Much of the focus in this series of articles has been on the meteoric rise and eventual downfall of the Roman Empire, and how this correlates to similar patterns in American history.
However, there is a dark side contributing to the narrative of decline that challenges the idea of Rome as “virtuous”—or of America as the “Land of the Free.”
The notion of freedom is probably best encapsulated as the opposite of enslavement. Similarly, our cherished concept of liberty is basically understood as the absence of coercion.
Not only have “freedom” and “liberty” not necessarily been widespread features of United States history, but there is ample evidence that they are not realities for an excessive portion of American citizens. Perhaps the best example thereof is the country’s state of mass incarceration.
Legacy of Slavery
Near the height of the Roman Empire, scholars estimate that as high as 40% to 50% of the population on the Italian peninsula (excluding the rest of the empire, which totaled some 70 million inhabitants) was enslaved. Although not based on race or ethnicity and not entirely devoid of avenues for manumission (the purchasing of one’s freedom), slavery in Ancient Rome was hardly a benign institution. Untold slaves were taken from the ranks of conquered peoples by the Romans as war spoils. Interestingly, however, many Roman slaves were physicians or engineers in addition to being servants, which somewhat challenges the notion of a slave as an unskilled laborer.

◆ RECORD SET:
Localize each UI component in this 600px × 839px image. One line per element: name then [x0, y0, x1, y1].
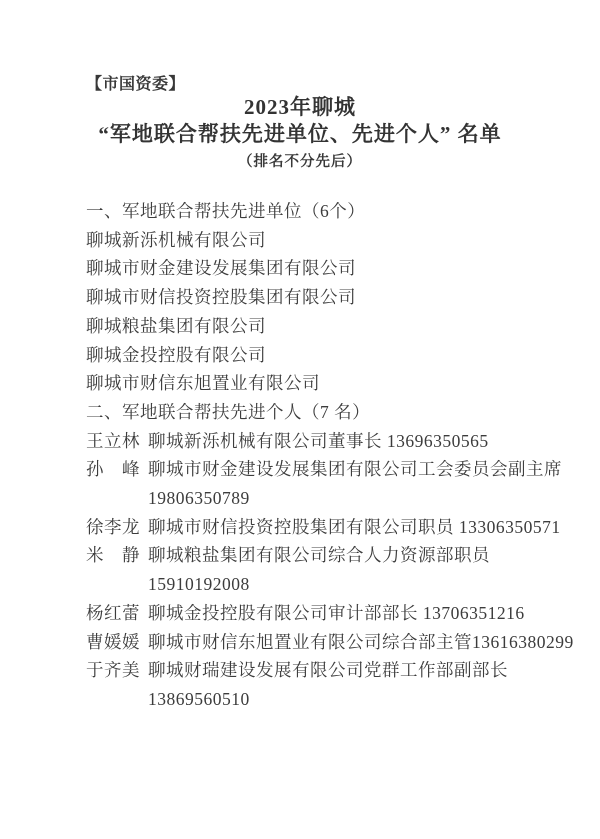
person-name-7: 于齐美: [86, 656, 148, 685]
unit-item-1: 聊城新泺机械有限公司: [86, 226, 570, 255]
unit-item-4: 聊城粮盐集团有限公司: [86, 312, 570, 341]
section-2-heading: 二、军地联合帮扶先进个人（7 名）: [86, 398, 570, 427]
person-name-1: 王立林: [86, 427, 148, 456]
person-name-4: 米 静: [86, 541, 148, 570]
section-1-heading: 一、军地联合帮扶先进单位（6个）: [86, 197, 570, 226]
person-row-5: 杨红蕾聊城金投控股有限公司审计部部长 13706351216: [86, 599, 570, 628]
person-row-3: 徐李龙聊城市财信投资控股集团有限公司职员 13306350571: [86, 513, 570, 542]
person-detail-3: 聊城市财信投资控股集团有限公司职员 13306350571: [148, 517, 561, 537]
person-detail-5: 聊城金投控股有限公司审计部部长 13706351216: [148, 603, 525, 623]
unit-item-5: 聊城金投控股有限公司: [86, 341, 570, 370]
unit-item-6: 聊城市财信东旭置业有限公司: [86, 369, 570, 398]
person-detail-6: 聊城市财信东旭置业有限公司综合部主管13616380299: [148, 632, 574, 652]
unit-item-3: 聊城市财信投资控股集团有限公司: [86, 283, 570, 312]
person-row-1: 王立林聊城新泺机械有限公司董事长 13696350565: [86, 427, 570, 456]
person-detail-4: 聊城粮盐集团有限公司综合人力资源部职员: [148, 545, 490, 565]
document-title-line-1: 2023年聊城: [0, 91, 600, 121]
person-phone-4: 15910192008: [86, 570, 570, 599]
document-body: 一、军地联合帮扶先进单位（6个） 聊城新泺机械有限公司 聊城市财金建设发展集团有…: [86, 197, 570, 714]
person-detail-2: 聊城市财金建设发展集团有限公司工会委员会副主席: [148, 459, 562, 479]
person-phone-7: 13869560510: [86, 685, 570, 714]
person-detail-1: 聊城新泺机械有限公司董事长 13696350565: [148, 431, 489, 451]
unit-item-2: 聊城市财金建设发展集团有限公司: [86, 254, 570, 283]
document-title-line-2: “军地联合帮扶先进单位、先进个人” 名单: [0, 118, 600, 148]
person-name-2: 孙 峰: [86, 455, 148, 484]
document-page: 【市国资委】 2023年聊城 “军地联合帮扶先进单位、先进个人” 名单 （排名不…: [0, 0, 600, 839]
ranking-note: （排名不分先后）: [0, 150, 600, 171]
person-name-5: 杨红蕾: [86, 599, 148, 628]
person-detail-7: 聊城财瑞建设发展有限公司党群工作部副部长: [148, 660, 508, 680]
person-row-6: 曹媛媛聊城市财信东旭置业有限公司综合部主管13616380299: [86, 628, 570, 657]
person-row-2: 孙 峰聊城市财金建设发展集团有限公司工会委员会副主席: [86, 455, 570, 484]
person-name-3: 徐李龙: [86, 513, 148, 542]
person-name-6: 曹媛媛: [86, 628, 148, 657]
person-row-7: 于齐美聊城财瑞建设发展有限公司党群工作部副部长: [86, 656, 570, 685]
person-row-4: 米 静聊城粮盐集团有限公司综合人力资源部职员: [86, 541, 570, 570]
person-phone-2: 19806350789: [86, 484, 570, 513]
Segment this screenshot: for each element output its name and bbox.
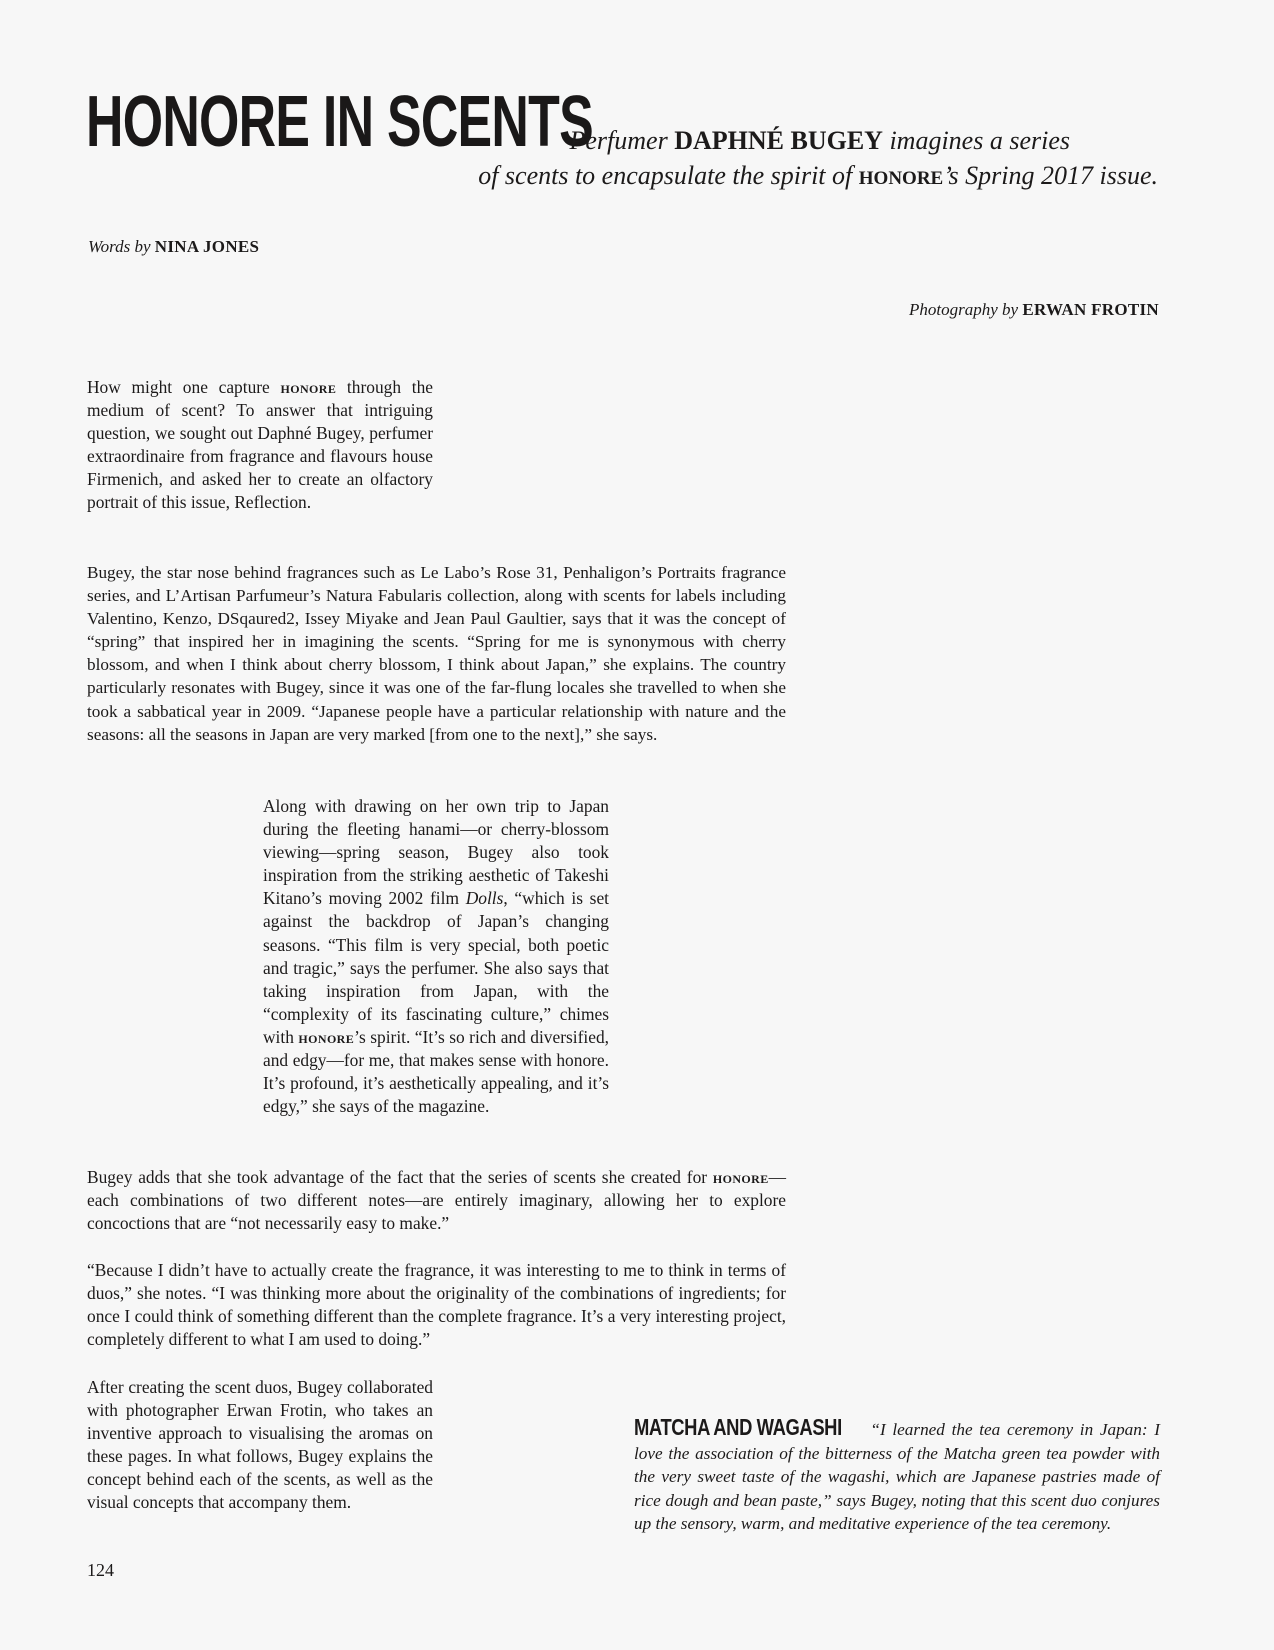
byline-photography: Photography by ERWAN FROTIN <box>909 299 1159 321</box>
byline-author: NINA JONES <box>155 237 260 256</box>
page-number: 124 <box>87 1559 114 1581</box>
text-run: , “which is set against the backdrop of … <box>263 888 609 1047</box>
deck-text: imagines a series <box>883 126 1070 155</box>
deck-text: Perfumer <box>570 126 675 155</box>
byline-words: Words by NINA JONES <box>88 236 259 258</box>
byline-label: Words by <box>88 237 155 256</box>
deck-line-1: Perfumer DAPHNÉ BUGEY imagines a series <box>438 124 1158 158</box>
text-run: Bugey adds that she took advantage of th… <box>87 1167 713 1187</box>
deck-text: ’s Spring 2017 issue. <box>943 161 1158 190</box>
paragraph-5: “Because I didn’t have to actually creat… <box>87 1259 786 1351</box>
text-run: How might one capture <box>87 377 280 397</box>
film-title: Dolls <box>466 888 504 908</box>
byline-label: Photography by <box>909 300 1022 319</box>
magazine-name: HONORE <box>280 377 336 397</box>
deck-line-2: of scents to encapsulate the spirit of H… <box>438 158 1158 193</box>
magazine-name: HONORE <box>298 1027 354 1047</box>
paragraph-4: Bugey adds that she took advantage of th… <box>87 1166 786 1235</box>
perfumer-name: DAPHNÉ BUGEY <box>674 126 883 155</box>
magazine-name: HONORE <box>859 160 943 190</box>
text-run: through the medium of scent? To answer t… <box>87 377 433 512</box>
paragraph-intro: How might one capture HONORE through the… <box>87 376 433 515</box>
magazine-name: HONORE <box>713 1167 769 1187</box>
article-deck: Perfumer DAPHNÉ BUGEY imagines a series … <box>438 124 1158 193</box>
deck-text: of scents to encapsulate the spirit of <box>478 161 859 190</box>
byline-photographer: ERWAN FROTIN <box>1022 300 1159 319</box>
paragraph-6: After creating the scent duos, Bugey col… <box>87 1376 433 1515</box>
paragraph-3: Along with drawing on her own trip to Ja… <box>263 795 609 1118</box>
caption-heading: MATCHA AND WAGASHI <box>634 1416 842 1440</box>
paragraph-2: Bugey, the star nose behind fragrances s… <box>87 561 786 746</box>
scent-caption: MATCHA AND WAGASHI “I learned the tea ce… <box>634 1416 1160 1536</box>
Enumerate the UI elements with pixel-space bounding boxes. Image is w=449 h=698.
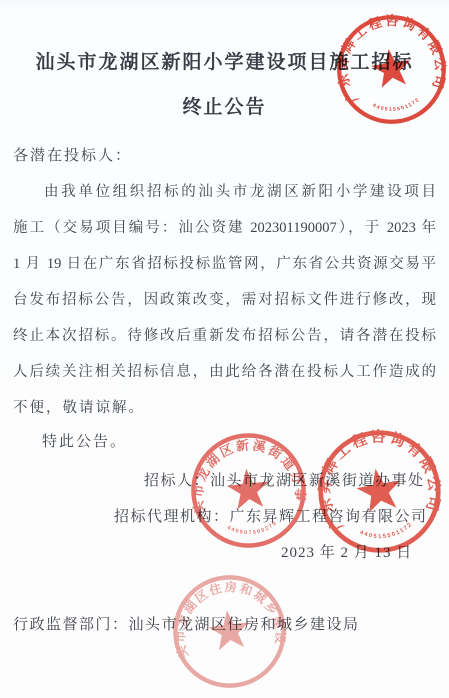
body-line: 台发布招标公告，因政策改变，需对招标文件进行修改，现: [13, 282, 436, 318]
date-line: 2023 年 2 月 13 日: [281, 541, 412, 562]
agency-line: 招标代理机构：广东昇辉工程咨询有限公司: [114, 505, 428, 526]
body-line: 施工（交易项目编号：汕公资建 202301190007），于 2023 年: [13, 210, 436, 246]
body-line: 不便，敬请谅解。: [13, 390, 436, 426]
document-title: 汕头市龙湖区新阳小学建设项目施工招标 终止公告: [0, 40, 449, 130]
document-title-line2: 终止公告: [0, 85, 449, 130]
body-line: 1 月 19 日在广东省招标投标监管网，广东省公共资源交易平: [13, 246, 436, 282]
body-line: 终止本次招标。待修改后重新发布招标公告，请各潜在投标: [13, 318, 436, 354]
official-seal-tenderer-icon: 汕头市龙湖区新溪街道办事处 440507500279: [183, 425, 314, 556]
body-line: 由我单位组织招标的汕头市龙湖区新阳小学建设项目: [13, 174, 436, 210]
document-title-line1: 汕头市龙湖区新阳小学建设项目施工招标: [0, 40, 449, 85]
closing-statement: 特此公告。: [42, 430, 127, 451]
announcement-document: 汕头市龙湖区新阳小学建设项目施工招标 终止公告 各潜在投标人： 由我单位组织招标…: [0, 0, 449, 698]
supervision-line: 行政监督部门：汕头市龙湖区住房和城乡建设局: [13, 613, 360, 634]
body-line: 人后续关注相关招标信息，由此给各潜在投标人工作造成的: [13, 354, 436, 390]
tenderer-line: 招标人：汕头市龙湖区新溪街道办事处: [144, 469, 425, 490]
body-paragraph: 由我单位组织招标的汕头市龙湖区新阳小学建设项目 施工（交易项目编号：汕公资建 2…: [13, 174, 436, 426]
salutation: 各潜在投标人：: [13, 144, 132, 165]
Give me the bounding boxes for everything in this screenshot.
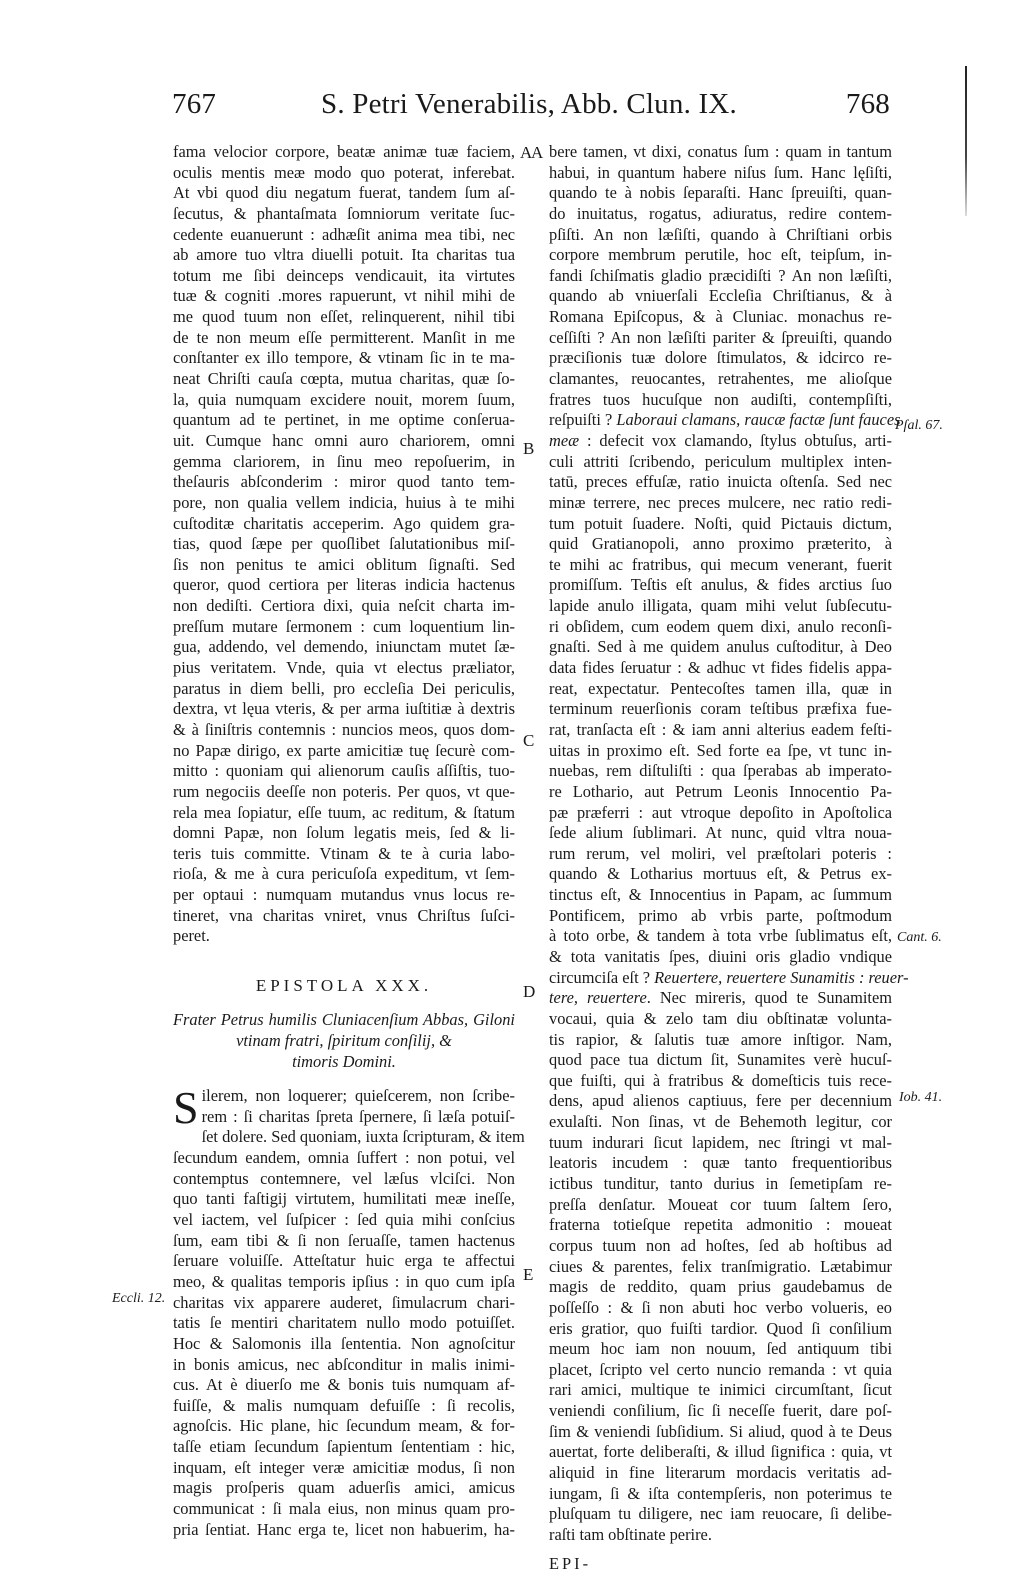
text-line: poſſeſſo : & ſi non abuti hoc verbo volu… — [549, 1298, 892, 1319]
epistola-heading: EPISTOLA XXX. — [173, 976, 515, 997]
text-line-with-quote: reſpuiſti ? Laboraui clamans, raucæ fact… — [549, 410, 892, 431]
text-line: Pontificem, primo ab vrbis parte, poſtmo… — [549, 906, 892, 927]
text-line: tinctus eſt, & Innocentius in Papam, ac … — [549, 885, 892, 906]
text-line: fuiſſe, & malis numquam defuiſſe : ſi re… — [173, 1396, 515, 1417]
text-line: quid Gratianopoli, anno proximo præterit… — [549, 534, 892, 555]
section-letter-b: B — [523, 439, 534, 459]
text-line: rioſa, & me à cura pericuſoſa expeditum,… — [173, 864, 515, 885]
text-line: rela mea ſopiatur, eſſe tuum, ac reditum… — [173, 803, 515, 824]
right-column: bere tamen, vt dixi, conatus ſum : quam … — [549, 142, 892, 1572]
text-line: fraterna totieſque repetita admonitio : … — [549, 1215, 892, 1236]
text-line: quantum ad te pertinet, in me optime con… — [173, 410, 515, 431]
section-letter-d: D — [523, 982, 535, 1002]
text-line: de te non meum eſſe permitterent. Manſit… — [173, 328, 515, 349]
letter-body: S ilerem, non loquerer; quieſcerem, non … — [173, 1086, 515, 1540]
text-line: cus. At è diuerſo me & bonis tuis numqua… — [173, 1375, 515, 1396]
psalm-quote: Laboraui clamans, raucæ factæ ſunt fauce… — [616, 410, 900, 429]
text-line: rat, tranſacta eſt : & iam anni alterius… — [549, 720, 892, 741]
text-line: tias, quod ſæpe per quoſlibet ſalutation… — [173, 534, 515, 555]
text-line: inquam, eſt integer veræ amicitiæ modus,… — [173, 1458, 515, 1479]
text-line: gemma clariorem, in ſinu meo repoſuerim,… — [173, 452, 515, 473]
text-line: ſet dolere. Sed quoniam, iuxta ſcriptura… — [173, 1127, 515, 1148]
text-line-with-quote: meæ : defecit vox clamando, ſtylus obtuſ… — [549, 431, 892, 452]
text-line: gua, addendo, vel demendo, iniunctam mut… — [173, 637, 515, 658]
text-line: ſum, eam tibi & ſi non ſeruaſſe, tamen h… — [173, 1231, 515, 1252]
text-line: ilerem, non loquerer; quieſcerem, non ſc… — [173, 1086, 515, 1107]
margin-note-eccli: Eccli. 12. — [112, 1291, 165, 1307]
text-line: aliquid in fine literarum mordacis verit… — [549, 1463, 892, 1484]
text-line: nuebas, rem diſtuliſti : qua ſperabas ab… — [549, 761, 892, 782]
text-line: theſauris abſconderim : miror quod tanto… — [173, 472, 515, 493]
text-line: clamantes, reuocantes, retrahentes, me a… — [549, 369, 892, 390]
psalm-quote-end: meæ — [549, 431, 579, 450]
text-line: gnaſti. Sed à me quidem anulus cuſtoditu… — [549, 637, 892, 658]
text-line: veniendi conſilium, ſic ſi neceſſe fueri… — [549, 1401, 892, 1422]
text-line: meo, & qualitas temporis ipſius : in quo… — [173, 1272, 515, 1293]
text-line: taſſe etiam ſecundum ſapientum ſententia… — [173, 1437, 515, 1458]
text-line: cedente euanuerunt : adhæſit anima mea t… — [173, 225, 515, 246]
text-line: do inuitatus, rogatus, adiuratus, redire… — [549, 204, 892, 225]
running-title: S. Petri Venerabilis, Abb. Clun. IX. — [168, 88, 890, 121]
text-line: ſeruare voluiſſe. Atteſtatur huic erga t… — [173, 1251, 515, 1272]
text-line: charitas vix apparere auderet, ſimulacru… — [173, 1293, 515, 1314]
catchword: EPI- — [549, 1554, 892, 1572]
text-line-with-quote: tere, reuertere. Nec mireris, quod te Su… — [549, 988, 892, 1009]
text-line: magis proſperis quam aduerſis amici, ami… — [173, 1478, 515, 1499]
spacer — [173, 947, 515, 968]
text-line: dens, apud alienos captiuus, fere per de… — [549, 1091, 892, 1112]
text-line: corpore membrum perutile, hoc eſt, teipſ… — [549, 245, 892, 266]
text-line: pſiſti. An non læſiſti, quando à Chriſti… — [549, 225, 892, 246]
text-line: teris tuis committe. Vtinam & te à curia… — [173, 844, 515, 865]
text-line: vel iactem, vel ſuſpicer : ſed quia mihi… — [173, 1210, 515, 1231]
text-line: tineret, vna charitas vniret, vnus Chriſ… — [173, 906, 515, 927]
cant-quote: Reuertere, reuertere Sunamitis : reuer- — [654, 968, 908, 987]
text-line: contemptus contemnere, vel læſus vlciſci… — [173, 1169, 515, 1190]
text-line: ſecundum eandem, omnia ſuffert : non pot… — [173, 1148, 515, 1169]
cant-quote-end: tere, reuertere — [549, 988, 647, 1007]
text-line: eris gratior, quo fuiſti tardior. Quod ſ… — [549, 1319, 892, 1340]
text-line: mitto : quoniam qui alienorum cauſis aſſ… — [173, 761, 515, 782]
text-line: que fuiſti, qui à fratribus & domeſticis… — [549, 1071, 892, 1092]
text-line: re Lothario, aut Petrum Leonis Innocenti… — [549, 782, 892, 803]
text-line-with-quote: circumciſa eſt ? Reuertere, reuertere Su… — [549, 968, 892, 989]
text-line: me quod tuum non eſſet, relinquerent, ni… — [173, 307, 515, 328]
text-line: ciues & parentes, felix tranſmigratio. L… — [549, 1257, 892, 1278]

◆ EXERCISE: Update the text on Rome and American freedom between "Legacy of Slavery" and "an unskilled laborer.", inclusive, and write it out with "manumission" changed to "emancipation".

◆ FINAL ANSWER:
Legacy of Slavery
Near the height of the Roman Empire, scholars estimate that as high as 40% to 50% of the population on the Italian peninsula (excluding the rest of the empire, which totaled some 70 million inhabitants) was enslaved. Although not based on race or ethnicity and not entirely devoid of avenues for emancipation (the purchasing of one’s freedom), slavery in Ancient Rome was hardly a benign institution. Untold slaves were taken from the ranks of conquered peoples by the Romans as war spoils. Interestingly, however, many Roman slaves were physicians or engineers in addition to being servants, which somewhat challenges the notion of a slave as an unskilled laborer.